STATED TASK = Transcribe the entries that follow exactly as they appear, minus pictures.

PROVIDED DATA =
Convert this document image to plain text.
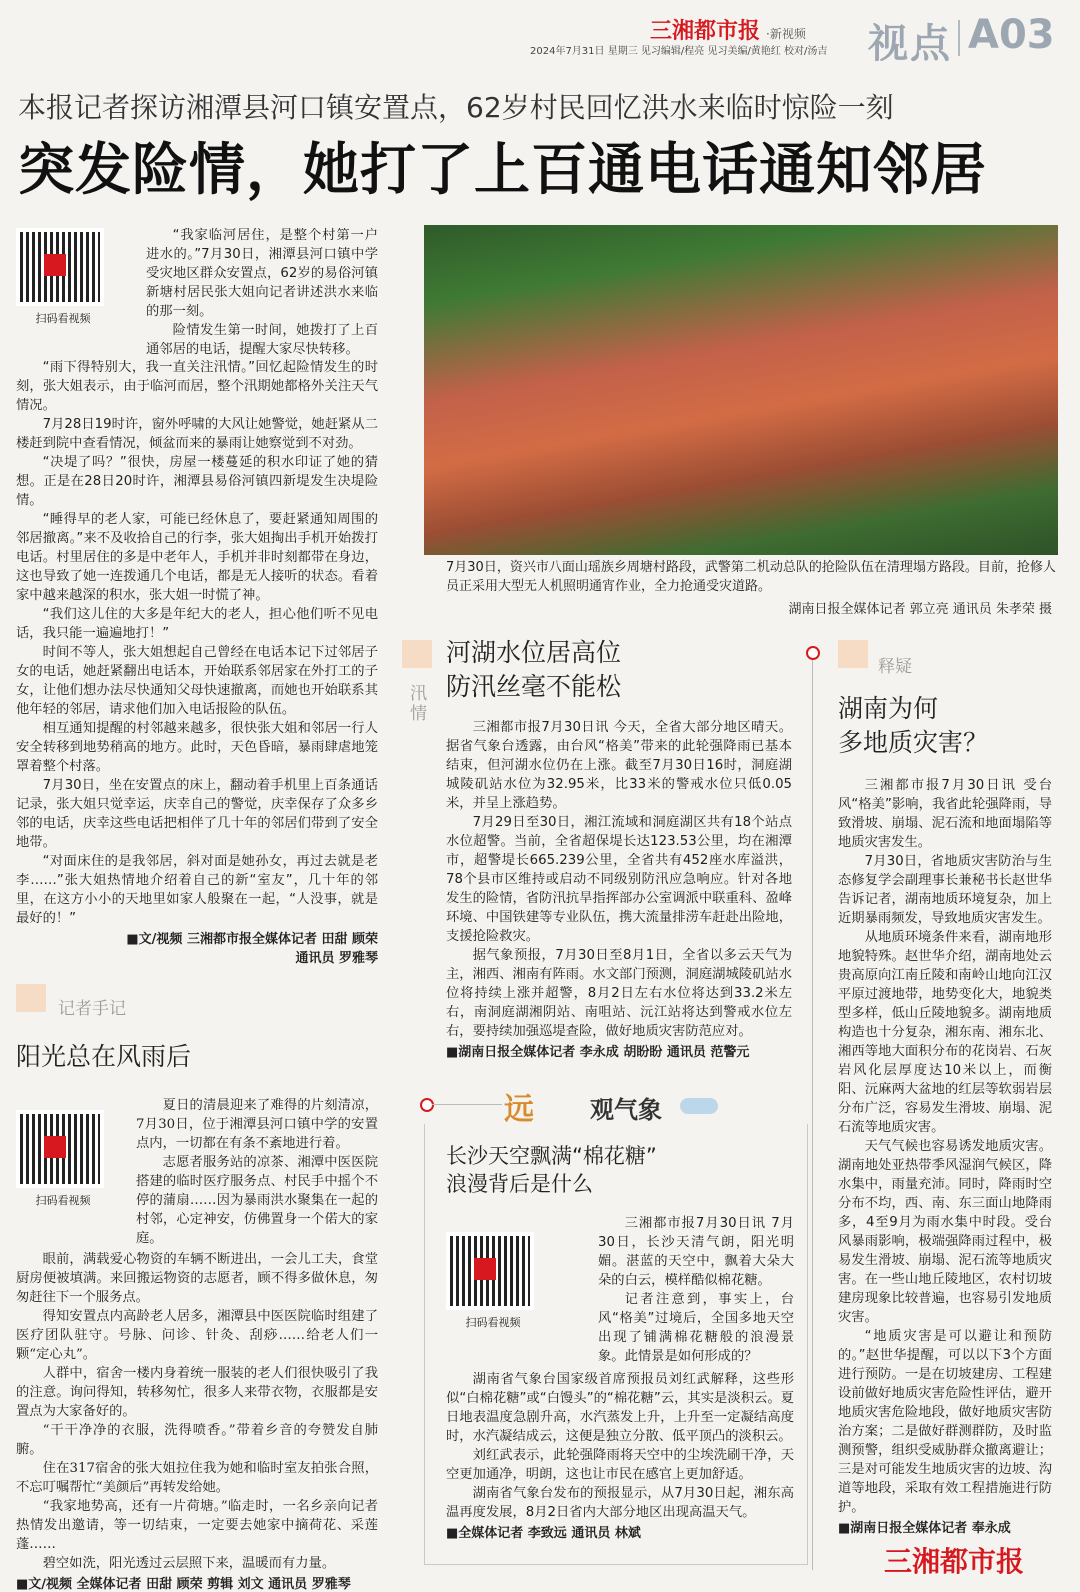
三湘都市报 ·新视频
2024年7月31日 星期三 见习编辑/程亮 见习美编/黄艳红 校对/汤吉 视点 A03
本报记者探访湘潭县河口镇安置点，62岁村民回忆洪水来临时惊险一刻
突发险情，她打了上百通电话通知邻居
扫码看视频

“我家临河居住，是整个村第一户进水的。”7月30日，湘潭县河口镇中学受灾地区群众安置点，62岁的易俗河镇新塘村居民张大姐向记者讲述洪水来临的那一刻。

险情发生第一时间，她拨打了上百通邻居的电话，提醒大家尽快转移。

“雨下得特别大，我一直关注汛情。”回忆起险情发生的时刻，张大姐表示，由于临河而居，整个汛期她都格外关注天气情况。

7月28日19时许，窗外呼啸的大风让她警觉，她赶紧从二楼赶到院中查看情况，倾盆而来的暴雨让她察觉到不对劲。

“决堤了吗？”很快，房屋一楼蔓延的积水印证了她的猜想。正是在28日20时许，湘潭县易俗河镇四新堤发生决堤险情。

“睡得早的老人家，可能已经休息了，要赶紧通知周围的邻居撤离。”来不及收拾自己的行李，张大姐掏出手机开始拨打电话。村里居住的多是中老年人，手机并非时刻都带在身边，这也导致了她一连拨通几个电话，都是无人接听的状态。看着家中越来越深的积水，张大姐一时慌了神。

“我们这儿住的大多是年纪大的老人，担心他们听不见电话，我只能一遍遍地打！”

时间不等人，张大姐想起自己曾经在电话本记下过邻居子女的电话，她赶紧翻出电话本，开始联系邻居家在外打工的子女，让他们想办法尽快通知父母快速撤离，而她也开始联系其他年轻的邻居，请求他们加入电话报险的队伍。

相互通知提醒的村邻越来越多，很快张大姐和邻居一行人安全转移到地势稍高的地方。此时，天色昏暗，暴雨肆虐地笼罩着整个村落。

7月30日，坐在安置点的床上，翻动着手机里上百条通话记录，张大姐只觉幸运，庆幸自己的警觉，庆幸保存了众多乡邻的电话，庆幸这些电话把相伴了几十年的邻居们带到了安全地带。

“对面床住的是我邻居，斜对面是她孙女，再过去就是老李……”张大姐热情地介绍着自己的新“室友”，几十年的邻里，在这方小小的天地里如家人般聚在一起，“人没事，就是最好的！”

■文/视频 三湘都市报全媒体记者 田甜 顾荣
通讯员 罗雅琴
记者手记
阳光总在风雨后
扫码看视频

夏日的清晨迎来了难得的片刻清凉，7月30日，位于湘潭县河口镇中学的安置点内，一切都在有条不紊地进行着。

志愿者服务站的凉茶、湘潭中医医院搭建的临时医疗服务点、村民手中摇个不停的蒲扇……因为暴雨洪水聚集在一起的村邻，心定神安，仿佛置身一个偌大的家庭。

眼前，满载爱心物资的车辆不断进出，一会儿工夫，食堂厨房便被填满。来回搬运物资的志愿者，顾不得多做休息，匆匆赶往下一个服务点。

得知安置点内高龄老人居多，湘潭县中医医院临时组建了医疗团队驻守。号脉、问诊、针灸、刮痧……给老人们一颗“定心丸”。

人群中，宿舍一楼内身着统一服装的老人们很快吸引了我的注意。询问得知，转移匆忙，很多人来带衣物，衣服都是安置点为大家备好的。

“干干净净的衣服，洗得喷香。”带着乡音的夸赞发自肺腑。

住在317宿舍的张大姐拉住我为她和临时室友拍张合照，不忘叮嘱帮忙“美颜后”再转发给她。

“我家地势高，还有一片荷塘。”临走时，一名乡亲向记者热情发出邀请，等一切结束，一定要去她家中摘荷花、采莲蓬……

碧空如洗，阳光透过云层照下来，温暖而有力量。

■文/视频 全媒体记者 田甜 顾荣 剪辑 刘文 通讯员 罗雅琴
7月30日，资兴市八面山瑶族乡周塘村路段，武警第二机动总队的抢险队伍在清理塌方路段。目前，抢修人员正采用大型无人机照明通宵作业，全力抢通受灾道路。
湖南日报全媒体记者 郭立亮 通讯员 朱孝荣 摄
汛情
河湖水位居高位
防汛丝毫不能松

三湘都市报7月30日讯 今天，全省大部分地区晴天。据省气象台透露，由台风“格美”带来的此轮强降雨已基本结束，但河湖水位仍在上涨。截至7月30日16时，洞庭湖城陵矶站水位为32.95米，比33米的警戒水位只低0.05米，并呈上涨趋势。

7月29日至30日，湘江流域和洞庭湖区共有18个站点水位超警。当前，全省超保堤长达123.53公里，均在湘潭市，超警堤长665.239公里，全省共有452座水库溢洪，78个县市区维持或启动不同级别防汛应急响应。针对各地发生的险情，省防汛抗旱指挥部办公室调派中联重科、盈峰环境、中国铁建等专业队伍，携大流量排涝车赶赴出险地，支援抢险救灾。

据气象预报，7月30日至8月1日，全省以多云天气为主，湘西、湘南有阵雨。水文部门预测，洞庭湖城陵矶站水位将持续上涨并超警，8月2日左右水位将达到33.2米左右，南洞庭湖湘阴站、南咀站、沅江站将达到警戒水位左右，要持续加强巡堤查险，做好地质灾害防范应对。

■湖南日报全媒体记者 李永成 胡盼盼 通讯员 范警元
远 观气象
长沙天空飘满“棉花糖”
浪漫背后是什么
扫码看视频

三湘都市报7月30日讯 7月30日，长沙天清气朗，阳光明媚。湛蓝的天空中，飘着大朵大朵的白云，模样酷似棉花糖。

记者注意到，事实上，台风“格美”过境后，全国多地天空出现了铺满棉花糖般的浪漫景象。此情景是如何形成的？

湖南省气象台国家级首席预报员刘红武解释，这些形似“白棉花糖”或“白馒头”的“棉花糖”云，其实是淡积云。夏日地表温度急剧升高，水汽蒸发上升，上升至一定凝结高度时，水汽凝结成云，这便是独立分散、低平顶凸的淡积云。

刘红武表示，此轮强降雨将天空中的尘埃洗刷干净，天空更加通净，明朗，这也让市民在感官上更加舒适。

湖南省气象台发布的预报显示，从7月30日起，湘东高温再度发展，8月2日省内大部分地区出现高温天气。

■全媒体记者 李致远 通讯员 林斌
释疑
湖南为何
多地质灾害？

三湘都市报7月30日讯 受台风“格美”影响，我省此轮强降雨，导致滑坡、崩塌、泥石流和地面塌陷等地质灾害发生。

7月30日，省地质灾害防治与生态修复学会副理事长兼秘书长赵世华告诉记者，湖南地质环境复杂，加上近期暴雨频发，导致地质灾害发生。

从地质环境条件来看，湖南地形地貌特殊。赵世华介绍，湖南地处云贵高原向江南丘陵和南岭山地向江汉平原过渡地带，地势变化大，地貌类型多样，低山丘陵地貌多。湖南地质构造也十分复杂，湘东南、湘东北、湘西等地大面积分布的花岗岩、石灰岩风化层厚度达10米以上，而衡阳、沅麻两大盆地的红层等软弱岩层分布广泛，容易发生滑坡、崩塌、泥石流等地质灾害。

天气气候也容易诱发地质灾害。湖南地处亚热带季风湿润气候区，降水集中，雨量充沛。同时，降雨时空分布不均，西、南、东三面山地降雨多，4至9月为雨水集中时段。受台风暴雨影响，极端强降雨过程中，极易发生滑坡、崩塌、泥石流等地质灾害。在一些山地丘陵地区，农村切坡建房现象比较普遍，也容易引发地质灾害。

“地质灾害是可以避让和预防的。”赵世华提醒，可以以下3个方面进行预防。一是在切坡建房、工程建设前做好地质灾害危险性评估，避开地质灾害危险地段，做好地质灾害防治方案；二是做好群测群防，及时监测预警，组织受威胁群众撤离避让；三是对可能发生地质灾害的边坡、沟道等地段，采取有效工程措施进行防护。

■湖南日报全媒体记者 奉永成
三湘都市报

EXERCISE RESPONSE =
Convert this document image to plain text.
三湘都市报 ·新视频
2024年7月31日 星期三 见习编辑/程亮 见习美编/黄艳红 校对/汤吉 视点 A03
本报记者探访湘潭县河口镇安置点，62岁村民回忆洪水来临时惊险一刻
突发险情，她打了上百通电话通知邻居
扫码看视频

“我家临河居住，是整个村第一户进水的。”7月30日，湘潭县河口镇中学受灾地区群众安置点，62岁的易俗河镇新塘村居民张大姐向记者讲述洪水来临的那一刻。

险情发生第一时间，她拨打了上百通邻居的电话，提醒大家尽快转移。

“雨下得特别大，我一直关注汛情。”回忆起险情发生的时刻，张大姐表示，由于临河而居，整个汛期她都格外关注天气情况。

7月28日19时许，窗外呼啸的大风让她警觉，她赶紧从二楼赶到院中查看情况，倾盆而来的暴雨让她察觉到不对劲。

“决堤了吗？”很快，房屋一楼蔓延的积水印证了她的猜想。正是在28日20时许，湘潭县易俗河镇四新堤发生决堤险情。

“睡得早的老人家，可能已经休息了，要赶紧通知周围的邻居撤离。”来不及收拾自己的行李，张大姐掏出手机开始拨打电话。村里居住的多是中老年人，手机并非时刻都带在身边，这也导致了她一连拨通几个电话，都是无人接听的状态。看着家中越来越深的积水，张大姐一时慌了神。

“我们这儿住的大多是年纪大的老人，担心他们听不见电话，我只能一遍遍地打！”

时间不等人，张大姐想起自己曾经在电话本记下过邻居子女的电话，她赶紧翻出电话本，开始联系邻居家在外打工的子女，让他们想办法尽快通知父母快速撤离，而她也开始联系其他年轻的邻居，请求他们加入电话报险的队伍。

相互通知提醒的村邻越来越多，很快张大姐和邻居一行人安全转移到地势稍高的地方。此时，天色昏暗，暴雨肆虐地笼罩着整个村落。

7月30日，坐在安置点的床上，翻动着手机里上百条通话记录，张大姐只觉幸运，庆幸自己的警觉，庆幸保存了众多乡邻的电话，庆幸这些电话把相伴了几十年的邻居们带到了安全地带。

“对面床住的是我邻居，斜对面是她孙女，再过去就是老李……”张大姐热情地介绍着自己的新“室友”，几十年的邻里，在这方小小的天地里如家人般聚在一起，“人没事，就是最好的！”

■文/视频 三湘都市报全媒体记者 田甜 顾荣
通讯员 罗雅琴
记者手记
阳光总在风雨后
扫码看视频

夏日的清晨迎来了难得的片刻清凉，7月30日，位于湘潭县河口镇中学的安置点内，一切都在有条不紊地进行着。

志愿者服务站的凉茶、湘潭中医医院搭建的临时医疗服务点、村民手中摇个不停的蒲扇……因为暴雨洪水聚集在一起的村邻，心定神安，仿佛置身一个偌大的家庭。

眼前，满载爱心物资的车辆不断进出，一会儿工夫，食堂厨房便被填满。来回搬运物资的志愿者，顾不得多做休息，匆匆赶往下一个服务点。

得知安置点内高龄老人居多，湘潭县中医医院临时组建了医疗团队驻守。号脉、问诊、针灸、刮痧……给老人们一颗“定心丸”。

人群中，宿舍一楼内身着统一服装的老人们很快吸引了我的注意。询问得知，转移匆忙，很多人来带衣物，衣服都是安置点为大家备好的。

“干干净净的衣服，洗得喷香。”带着乡音的夸赞发自肺腑。

住在317宿舍的张大姐拉住我为她和临时室友拍张合照，不忘叮嘱帮忙“美颜后”再转发给她。

“我家地势高，还有一片荷塘。”临走时，一名乡亲向记者热情发出邀请，等一切结束，一定要去她家中摘荷花、采莲蓬……

碧空如洗，阳光透过云层照下来，温暖而有力量。

■文/视频 全媒体记者 田甜 顾荣 剪辑 刘文 通讯员 罗雅琴
7月30日，资兴市八面山瑶族乡周塘村路段，武警第二机动总队的抢险队伍在清理塌方路段。目前，抢修人员正采用大型无人机照明通宵作业，全力抢通受灾道路。
湖南日报全媒体记者 郭立亮 通讯员 朱孝荣 摄
汛情
河湖水位居高位
防汛丝毫不能松

三湘都市报7月30日讯 今天，全省大部分地区晴天。据省气象台透露，由台风“格美”带来的此轮强降雨已基本结束，但河湖水位仍在上涨。截至7月30日16时，洞庭湖城陵矶站水位为32.95米，比33米的警戒水位只低0.05米，并呈上涨趋势。

7月29日至30日，湘江流域和洞庭湖区共有18个站点水位超警。当前，全省超保堤长达123.53公里，均在湘潭市，超警堤长665.239公里，全省共有452座水库溢洪，78个县市区维持或启动不同级别防汛应急响应。针对各地发生的险情，省防汛抗旱指挥部办公室调派中联重科、盈峰环境、中国铁建等专业队伍，携大流量排涝车赶赴出险地，支援抢险救灾。

据气象预报，7月30日至8月1日，全省以多云天气为主，湘西、湘南有阵雨。水文部门预测，洞庭湖城陵矶站水位将持续上涨并超警，8月2日左右水位将达到33.2米左右，南洞庭湖湘阴站、南咀站、沅江站将达到警戒水位左右，要持续加强巡堤查险，做好地质灾害防范应对。

■湖南日报全媒体记者 李永成 胡盼盼 通讯员 范警元
远 观气象
长沙天空飘满“棉花糖”
浪漫背后是什么
扫码看视频

三湘都市报7月30日讯 7月30日，长沙天清气朗，阳光明媚。湛蓝的天空中，飘着大朵大朵的白云，模样酷似棉花糖。

记者注意到，事实上，台风“格美”过境后，全国多地天空出现了铺满棉花糖般的浪漫景象。此情景是如何形成的？

湖南省气象台国家级首席预报员刘红武解释，这些形似“白棉花糖”或“白馒头”的“棉花糖”云，其实是淡积云。夏日地表温度急剧升高，水汽蒸发上升，上升至一定凝结高度时，水汽凝结成云，这便是独立分散、低平顶凸的淡积云。

刘红武表示，此轮强降雨将天空中的尘埃洗刷干净，天空更加通净，明朗，这也让市民在感官上更加舒适。

湖南省气象台发布的预报显示，从7月30日起，湘东高温再度发展，8月2日省内大部分地区出现高温天气。

■全媒体记者 李致远 通讯员 林斌
释疑
湖南为何
多地质灾害？

三湘都市报7月30日讯 受台风“格美”影响，我省此轮强降雨，导致滑坡、崩塌、泥石流和地面塌陷等地质灾害发生。

7月30日，省地质灾害防治与生态修复学会副理事长兼秘书长赵世华告诉记者，湖南地质环境复杂，加上近期暴雨频发，导致地质灾害发生。

从地质环境条件来看，湖南地形地貌特殊。赵世华介绍，湖南地处云贵高原向江南丘陵和南岭山地向江汉平原过渡地带，地势变化大，地貌类型多样，低山丘陵地貌多。湖南地质构造也十分复杂，湘东南、湘东北、湘西等地大面积分布的花岗岩、石灰岩风化层厚度达10米以上，而衡阳、沅麻两大盆地的红层等软弱岩层分布广泛，容易发生滑坡、崩塌、泥石流等地质灾害。

天气气候也容易诱发地质灾害。湖南地处亚热带季风湿润气候区，降水集中，雨量充沛。同时，降雨时空分布不均，西、南、东三面山地降雨多，4至9月为雨水集中时段。受台风暴雨影响，极端强降雨过程中，极易发生滑坡、崩塌、泥石流等地质灾害。在一些山地丘陵地区，农村切坡建房现象比较普遍，也容易引发地质灾害。

“地质灾害是可以避让和预防的。”赵世华提醒，可以以下3个方面进行预防。一是在切坡建房、工程建设前做好地质灾害危险性评估，避开地质灾害危险地段，做好地质灾害防治方案；二是做好群测群防，及时监测预警，组织受威胁群众撤离避让；三是对可能发生地质灾害的边坡、沟道等地段，采取有效工程措施进行防护。

■湖南日报全媒体记者 奉永成
三湘都市报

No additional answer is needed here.